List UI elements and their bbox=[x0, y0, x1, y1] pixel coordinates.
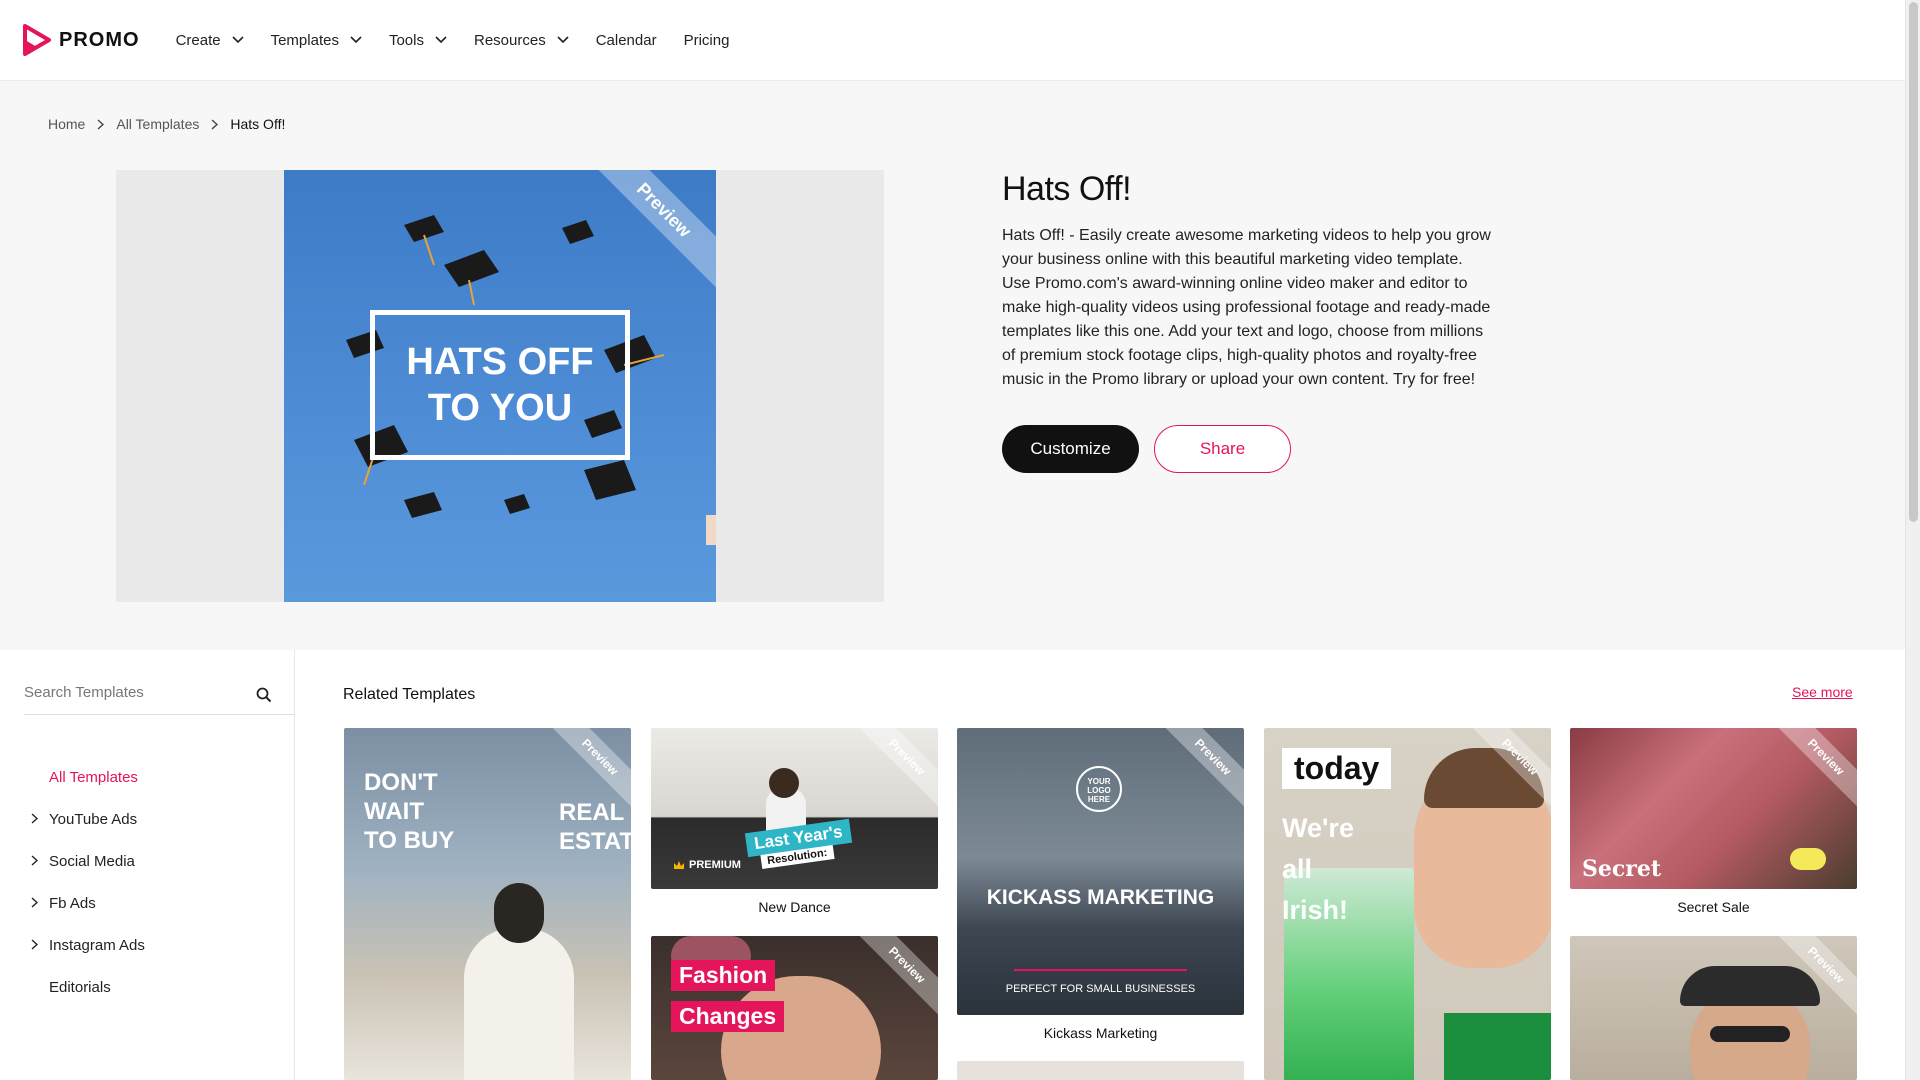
premium-badge: PREMIUM bbox=[673, 859, 741, 871]
chevron-right-icon bbox=[31, 855, 38, 866]
chevron-right-icon bbox=[31, 939, 38, 950]
templates-browser: All Templates YouTube Ads Social Media F… bbox=[0, 650, 1905, 1080]
template-preview[interactable]: HATS OFF TO YOU Preview bbox=[116, 170, 884, 602]
card-overlay-right: REAL ESTATE bbox=[559, 799, 631, 855]
card-accent-line bbox=[1014, 969, 1187, 971]
card-person-shape bbox=[464, 928, 574, 1080]
customize-button[interactable]: Customize bbox=[1002, 425, 1139, 473]
hats-off-title-frame: HATS OFF TO YOU bbox=[370, 310, 630, 460]
premium-label: PREMIUM bbox=[689, 859, 741, 871]
top-nav-bar: PROMO Create Templates Tools Resources C… bbox=[0, 0, 1905, 80]
card-title-secret-sale[interactable]: Secret Sale bbox=[1570, 899, 1857, 915]
category-sidebar: All Templates YouTube Ads Social Media F… bbox=[0, 650, 295, 1080]
card-title-kickass-marketing[interactable]: Kickass Marketing bbox=[957, 1025, 1244, 1041]
template-card-fashion-changes[interactable]: Fashion Changes Preview bbox=[651, 936, 938, 1080]
search-icon[interactable] bbox=[256, 687, 272, 703]
category-youtube-ads[interactable]: YouTube Ads bbox=[0, 798, 295, 840]
see-more-link[interactable]: See more bbox=[1792, 684, 1853, 700]
card-shirt-shape bbox=[1444, 1013, 1551, 1080]
card-head-shape bbox=[494, 883, 544, 943]
card-overlay-changes: Changes bbox=[671, 1001, 785, 1032]
category-instagram-ads[interactable]: Instagram Ads bbox=[0, 924, 295, 966]
breadcrumb-all-templates[interactable]: All Templates bbox=[116, 116, 199, 132]
category-label: YouTube Ads bbox=[49, 810, 138, 828]
nav-create[interactable]: Create bbox=[176, 32, 244, 49]
nav-templates[interactable]: Templates bbox=[271, 32, 362, 49]
template-card-kickass-marketing[interactable]: YOUR LOGO HERE KICKASS MARKETING PERFECT F… bbox=[957, 728, 1244, 1015]
category-label: All Templates bbox=[49, 768, 138, 786]
card-overlay-left: DON'T WAIT TO BUY bbox=[364, 769, 455, 854]
share-button[interactable]: Share bbox=[1154, 425, 1291, 473]
chevron-right-icon bbox=[211, 118, 219, 130]
card-cap-shape bbox=[1680, 966, 1820, 1006]
nav-tools[interactable]: Tools bbox=[389, 32, 447, 49]
main-nav: Create Templates Tools Resources Calenda… bbox=[176, 32, 757, 49]
preview-video-frame[interactable]: HATS OFF TO YOU Preview bbox=[284, 170, 716, 602]
template-card-irish[interactable]: today We're all Irish! Preview bbox=[1264, 728, 1551, 1080]
promo-logo[interactable]: PROMO bbox=[23, 24, 140, 56]
template-card-partial[interactable] bbox=[957, 1061, 1244, 1080]
card-sunglasses-shape bbox=[1710, 1026, 1790, 1042]
chevron-down-icon bbox=[435, 36, 447, 44]
category-list: All Templates YouTube Ads Social Media F… bbox=[0, 756, 295, 1008]
template-card-real-estate[interactable]: DON'T WAIT TO BUY REAL ESTATE Preview bbox=[344, 728, 631, 1080]
category-label: Fb Ads bbox=[49, 894, 96, 912]
nav-pricing-label: Pricing bbox=[683, 31, 730, 49]
chevron-down-icon bbox=[557, 36, 569, 44]
template-card-new-dance[interactable]: Last Year's Resolution: PREMIUM Preview bbox=[651, 728, 938, 889]
category-label: Editorials bbox=[49, 978, 111, 996]
nav-templates-label: Templates bbox=[270, 31, 339, 49]
page-scrollbar[interactable] bbox=[1905, 0, 1920, 1080]
nav-create-label: Create bbox=[175, 31, 221, 49]
card-preview-ribbon: Preview bbox=[1157, 728, 1244, 813]
logo-text: PROMO bbox=[59, 28, 140, 51]
card-preview-ribbon: Preview bbox=[851, 728, 938, 813]
card-overlay-subtitle: PERFECT FOR SMALL BUSINESSES bbox=[1005, 983, 1196, 995]
preview-line-1: HATS OFF bbox=[406, 341, 594, 383]
search-input[interactable] bbox=[24, 684, 244, 701]
card-overlay-fashion: Fashion bbox=[671, 960, 776, 991]
preview-line-2: TO YOU bbox=[427, 387, 573, 429]
card-overlay-today: today bbox=[1282, 748, 1392, 789]
nav-calendar[interactable]: Calendar bbox=[596, 32, 657, 49]
card-sunglasses-shape bbox=[1790, 848, 1826, 870]
card-preview-ribbon: Preview bbox=[1770, 728, 1857, 813]
template-description: Hats Off! - Easily create awesome market… bbox=[1002, 227, 1491, 388]
category-fb-ads[interactable]: Fb Ads bbox=[0, 882, 295, 924]
card-overlay-title: KICKASS MARKETING bbox=[986, 886, 1215, 909]
breadcrumb-home[interactable]: Home bbox=[48, 116, 85, 132]
chevron-right-icon bbox=[31, 897, 38, 908]
category-social-media[interactable]: Social Media bbox=[0, 840, 295, 882]
your-logo-placeholder: YOUR LOGO HERE bbox=[1076, 766, 1122, 812]
template-card-secret-sale[interactable]: Secret Preview bbox=[1570, 728, 1857, 889]
breadcrumb-current: Hats Off! bbox=[230, 116, 286, 132]
promo-logo-icon bbox=[23, 24, 51, 56]
chevron-right-icon bbox=[97, 118, 105, 130]
search-box bbox=[24, 684, 295, 715]
nav-tools-label: Tools bbox=[388, 31, 424, 49]
breadcrumb: Home All Templates Hats Off! bbox=[48, 116, 285, 132]
template-card-cap-man[interactable]: Preview bbox=[1570, 936, 1857, 1080]
card-overlay-text: We're all Irish! bbox=[1282, 813, 1354, 925]
nav-resources[interactable]: Resources bbox=[474, 32, 569, 49]
search-underline bbox=[24, 714, 295, 715]
category-label: Instagram Ads bbox=[49, 936, 145, 954]
nav-resources-label: Resources bbox=[474, 31, 546, 49]
nav-pricing[interactable]: Pricing bbox=[684, 32, 730, 49]
template-title: Hats Off! bbox=[1002, 170, 1132, 208]
category-label: Social Media bbox=[49, 852, 135, 870]
scrollbar-thumb[interactable] bbox=[1909, 2, 1918, 522]
category-all-templates[interactable]: All Templates bbox=[0, 756, 295, 798]
related-templates-heading: Related Templates bbox=[343, 686, 476, 703]
chevron-down-icon bbox=[232, 36, 244, 44]
chevron-down-icon bbox=[350, 36, 362, 44]
card-title-new-dance[interactable]: New Dance bbox=[651, 899, 938, 915]
nav-calendar-label: Calendar bbox=[595, 31, 657, 49]
card-overlay-secret: Secret bbox=[1582, 856, 1662, 882]
card-dancer-head bbox=[769, 768, 799, 798]
chevron-right-icon bbox=[31, 813, 38, 824]
category-editorials[interactable]: Editorials bbox=[0, 966, 295, 1008]
crown-icon bbox=[674, 861, 684, 869]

**Your task**
Put the rows into a JSON list of strings, one string per row and no blank entries, beginning at the row that contains "premium-badge: PREMIUM bbox=[673, 859, 741, 871]" and ending after the row that contains "templates-browser: All Templates".

**Output**
[
  "premium-badge: PREMIUM bbox=[673, 859, 741, 871]",
  "chevron-right-icon bbox=[31, 855, 38, 866]",
  "chevron-right-icon bbox=[31, 939, 38, 950]",
  "templates-browser: All Templates YouTube Ads Social Media F… bbox=[0, 650, 1905, 1080]"
]